- OBJECTIVE
Go through the entries below and pick out every line with "summary".

───── RECORDS PROVIDED ─────

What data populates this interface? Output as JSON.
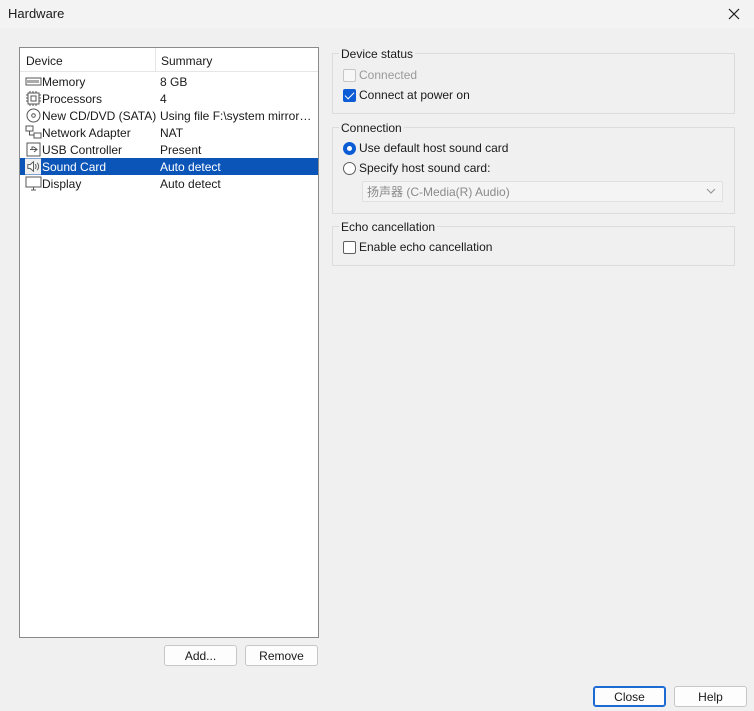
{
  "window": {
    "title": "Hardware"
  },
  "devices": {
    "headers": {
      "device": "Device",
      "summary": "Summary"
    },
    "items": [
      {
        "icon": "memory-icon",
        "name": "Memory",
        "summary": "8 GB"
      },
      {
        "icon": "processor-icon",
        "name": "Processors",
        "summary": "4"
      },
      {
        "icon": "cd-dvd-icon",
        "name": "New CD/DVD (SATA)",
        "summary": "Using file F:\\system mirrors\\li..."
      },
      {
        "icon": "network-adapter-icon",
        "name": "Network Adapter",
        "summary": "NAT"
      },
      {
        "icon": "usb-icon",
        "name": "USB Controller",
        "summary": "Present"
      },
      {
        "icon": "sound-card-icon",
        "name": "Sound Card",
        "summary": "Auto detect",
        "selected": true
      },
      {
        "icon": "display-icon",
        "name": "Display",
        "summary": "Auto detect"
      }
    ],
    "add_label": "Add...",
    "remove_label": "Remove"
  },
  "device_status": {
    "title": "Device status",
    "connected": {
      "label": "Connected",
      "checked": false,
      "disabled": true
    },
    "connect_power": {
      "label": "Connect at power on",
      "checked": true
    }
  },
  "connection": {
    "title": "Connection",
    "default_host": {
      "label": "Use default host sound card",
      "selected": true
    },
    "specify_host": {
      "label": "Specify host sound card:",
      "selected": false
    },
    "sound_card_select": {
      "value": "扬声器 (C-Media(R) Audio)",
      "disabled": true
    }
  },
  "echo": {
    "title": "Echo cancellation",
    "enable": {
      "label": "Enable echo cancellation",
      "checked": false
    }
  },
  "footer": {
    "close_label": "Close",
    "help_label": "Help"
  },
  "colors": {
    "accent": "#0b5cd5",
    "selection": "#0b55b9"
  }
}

─────
───── RECORDS PROVIDED ─────

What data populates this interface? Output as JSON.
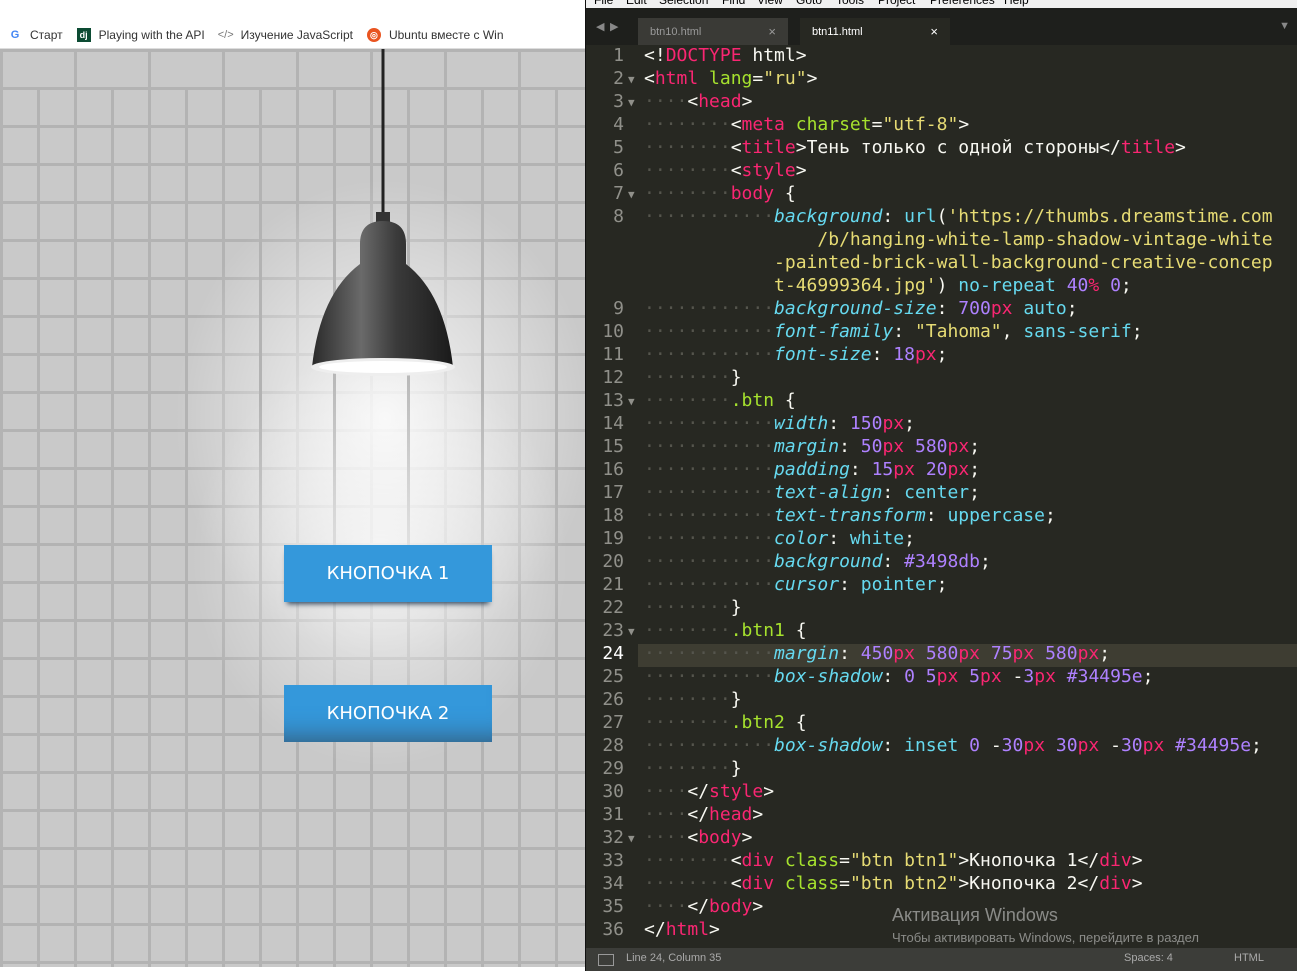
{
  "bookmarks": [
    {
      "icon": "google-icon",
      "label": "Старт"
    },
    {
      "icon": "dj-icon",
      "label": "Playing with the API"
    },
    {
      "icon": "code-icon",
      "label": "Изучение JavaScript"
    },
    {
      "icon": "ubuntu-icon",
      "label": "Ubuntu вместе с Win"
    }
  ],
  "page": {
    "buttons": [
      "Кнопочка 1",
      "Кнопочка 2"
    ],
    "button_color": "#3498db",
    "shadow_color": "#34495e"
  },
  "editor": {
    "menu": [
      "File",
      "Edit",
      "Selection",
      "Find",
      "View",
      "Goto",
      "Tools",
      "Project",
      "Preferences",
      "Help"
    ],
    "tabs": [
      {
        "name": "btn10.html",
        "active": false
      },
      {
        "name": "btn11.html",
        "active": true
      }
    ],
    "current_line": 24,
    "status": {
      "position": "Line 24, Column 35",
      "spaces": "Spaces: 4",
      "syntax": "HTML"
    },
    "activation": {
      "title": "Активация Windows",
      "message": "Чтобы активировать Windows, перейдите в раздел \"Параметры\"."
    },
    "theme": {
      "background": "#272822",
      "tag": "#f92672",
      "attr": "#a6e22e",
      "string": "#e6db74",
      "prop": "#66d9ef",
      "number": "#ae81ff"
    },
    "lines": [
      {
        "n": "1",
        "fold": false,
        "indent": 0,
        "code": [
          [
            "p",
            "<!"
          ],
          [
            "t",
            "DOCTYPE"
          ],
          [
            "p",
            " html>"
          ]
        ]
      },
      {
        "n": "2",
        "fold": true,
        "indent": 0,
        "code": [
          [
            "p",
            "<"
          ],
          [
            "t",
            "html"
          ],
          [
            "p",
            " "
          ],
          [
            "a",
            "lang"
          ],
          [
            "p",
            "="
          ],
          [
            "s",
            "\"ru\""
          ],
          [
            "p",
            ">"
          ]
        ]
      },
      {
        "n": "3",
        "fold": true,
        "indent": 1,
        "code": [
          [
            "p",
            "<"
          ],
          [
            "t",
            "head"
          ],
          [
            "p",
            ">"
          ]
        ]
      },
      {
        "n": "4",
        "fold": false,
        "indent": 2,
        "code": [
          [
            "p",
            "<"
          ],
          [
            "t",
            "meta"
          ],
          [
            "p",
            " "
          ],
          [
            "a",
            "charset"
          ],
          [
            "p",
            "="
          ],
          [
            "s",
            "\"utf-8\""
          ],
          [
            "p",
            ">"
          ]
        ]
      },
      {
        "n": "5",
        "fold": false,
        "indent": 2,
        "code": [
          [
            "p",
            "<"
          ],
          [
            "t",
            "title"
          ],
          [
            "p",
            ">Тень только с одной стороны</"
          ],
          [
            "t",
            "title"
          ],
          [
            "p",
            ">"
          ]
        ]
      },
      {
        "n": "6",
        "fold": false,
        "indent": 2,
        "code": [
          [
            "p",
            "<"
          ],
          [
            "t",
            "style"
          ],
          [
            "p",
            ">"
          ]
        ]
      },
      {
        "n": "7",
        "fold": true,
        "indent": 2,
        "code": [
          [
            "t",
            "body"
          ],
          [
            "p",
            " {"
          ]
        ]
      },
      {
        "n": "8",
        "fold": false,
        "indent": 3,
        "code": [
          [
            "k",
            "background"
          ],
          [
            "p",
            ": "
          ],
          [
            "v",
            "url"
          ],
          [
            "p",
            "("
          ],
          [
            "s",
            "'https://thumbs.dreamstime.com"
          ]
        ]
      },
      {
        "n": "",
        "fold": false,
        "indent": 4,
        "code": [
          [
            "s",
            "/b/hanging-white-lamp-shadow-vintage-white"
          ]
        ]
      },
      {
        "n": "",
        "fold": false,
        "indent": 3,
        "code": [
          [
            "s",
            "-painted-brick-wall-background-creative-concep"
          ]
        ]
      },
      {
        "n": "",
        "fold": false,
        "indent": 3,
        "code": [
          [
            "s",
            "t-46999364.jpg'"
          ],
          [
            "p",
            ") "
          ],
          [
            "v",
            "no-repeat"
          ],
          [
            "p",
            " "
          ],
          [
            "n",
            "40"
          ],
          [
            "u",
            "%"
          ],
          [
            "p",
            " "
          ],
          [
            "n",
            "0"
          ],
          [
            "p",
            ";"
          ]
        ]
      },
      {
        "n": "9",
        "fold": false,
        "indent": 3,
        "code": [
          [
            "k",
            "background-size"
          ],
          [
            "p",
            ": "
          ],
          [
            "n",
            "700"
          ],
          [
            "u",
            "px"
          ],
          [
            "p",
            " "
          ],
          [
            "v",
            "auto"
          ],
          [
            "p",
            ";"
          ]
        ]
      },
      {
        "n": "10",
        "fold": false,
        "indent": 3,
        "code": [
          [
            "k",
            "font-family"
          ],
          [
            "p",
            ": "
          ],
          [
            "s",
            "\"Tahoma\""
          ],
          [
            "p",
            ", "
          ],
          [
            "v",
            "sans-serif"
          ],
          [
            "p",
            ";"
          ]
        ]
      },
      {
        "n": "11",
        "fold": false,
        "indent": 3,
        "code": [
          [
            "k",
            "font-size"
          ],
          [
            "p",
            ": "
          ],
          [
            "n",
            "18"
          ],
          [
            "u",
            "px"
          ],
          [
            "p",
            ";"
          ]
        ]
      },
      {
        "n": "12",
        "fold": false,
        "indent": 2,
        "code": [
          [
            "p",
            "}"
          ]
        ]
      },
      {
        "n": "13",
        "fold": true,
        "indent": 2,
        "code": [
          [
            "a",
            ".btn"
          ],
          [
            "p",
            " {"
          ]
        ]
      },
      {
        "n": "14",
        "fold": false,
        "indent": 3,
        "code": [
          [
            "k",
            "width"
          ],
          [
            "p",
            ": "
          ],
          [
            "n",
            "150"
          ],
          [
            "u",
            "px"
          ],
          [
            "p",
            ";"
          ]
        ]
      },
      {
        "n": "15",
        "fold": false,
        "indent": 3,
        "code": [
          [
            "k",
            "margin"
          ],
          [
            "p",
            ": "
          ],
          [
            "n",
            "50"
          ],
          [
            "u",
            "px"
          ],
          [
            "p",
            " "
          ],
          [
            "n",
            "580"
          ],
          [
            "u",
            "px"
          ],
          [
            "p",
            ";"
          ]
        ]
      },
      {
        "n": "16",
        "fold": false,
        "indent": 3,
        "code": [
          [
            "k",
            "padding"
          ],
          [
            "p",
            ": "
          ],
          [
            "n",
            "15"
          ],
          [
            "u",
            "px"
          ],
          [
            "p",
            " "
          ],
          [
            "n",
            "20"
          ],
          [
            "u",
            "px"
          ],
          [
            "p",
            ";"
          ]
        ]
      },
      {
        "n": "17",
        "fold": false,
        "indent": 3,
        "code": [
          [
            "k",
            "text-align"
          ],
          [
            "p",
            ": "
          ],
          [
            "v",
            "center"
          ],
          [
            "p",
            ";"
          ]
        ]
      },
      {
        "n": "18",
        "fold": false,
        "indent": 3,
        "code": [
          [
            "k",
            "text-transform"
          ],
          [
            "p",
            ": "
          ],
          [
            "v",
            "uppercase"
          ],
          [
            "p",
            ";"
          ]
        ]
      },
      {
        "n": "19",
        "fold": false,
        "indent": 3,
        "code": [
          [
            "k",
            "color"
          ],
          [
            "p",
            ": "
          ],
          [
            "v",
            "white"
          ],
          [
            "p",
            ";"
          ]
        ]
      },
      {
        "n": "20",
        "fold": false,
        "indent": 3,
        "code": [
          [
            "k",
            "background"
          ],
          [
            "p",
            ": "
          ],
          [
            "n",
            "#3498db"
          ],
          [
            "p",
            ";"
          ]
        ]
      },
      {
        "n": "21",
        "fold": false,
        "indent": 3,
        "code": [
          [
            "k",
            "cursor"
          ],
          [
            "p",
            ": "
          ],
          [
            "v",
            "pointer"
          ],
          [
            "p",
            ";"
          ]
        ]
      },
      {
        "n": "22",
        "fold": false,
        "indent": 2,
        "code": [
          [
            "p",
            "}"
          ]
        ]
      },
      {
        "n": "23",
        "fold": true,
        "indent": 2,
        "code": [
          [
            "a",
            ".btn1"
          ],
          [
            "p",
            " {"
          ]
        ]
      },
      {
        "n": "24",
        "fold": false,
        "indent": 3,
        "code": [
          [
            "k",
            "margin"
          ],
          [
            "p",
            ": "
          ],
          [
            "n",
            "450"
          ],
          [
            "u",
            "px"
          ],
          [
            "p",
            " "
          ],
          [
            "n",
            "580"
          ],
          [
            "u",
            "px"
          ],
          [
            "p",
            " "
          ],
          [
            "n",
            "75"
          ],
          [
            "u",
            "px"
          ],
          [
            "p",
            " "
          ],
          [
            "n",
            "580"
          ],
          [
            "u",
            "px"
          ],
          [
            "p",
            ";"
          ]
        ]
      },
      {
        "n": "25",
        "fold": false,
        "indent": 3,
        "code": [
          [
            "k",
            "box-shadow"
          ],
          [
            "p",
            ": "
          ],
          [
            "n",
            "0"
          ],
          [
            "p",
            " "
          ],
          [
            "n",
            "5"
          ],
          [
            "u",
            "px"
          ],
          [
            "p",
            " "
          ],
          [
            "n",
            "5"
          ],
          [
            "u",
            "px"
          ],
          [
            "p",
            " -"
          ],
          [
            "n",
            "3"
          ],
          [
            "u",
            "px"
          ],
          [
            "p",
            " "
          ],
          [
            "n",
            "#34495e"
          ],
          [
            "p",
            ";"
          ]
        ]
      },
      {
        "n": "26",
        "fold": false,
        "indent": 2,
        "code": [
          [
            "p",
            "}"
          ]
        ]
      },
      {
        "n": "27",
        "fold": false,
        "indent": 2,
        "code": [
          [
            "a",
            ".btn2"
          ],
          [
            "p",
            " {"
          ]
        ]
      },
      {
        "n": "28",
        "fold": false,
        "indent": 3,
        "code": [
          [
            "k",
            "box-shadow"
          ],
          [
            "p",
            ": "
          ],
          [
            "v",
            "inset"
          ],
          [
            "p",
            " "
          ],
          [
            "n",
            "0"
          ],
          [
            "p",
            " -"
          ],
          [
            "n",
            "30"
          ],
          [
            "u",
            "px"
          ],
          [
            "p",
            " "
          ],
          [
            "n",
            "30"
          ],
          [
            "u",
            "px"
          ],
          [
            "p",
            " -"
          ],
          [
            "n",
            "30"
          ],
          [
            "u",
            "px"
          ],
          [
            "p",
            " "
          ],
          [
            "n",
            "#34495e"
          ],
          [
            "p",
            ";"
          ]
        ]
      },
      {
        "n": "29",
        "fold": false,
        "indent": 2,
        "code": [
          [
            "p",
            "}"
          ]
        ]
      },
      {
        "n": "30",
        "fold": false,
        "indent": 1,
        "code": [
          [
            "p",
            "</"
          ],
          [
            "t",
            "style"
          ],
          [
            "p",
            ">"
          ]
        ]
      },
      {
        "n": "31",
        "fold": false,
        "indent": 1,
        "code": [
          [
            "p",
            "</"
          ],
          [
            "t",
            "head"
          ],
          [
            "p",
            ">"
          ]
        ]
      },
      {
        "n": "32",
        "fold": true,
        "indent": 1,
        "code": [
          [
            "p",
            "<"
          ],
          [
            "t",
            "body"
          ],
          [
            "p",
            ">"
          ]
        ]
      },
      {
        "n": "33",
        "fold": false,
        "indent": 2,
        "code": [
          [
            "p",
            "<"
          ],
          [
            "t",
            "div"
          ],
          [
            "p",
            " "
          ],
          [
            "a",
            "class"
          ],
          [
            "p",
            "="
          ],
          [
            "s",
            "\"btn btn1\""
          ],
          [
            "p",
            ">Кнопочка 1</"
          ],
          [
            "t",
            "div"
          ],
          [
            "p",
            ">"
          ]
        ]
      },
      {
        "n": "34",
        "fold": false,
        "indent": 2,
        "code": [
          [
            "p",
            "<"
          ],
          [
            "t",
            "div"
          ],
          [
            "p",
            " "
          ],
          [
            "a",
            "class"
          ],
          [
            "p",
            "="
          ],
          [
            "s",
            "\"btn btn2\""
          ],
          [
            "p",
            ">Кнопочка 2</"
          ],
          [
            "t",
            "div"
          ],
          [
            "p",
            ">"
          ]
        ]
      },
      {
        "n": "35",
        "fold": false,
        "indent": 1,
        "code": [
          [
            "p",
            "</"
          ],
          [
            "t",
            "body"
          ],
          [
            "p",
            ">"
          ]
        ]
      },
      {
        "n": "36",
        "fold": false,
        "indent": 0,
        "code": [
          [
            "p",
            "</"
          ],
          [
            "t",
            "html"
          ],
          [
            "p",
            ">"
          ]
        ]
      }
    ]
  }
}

─────

- CORRECT ANSWER
      "summary": "Summary"
        "summary": "8 GB"
        "summary": "4"
        "summary": "Using file F:\\system mirrors\\li..."
        "summary": "NAT"
        "summary": "Present"
        "summary": "Auto detect",
        "summary": "Auto detect"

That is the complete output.